* Begin Given data *

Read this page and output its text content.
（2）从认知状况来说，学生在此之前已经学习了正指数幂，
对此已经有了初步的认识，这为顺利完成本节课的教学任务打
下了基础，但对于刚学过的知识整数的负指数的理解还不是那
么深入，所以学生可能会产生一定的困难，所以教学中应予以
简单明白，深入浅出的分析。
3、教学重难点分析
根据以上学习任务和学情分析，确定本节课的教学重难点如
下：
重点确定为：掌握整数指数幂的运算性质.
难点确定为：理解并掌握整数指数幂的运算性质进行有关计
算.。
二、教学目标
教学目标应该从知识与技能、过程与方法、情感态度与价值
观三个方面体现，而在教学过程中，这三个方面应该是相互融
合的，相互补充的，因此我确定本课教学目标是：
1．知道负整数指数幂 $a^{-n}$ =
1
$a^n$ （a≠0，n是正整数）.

* End Given data *

Direction – Retype the records that precede this task, keeping them exactly the same.

Written answer –
Read this page and output its text content.
（2）从认知状况来说，学生在此之前已经学习了正指数幂，
对此已经有了初步的认识，这为顺利完成本节课的教学任务打
下了基础，但对于刚学过的知识整数的负指数的理解还不是那
么深入，所以学生可能会产生一定的困难，所以教学中应予以
简单明白，深入浅出的分析。
3、教学重难点分析
根据以上学习任务和学情分析，确定本节课的教学重难点如
下：
重点确定为：掌握整数指数幂的运算性质.
难点确定为：理解并掌握整数指数幂的运算性质进行有关计
算.。
二、教学目标
教学目标应该从知识与技能、过程与方法、情感态度与价值
观三个方面体现，而在教学过程中，这三个方面应该是相互融
合的，相互补充的，因此我确定本课教学目标是：
1．知道负整数指数幂 $a^{-n}$ =
1
$a^n$ （a≠0，n是正整数）.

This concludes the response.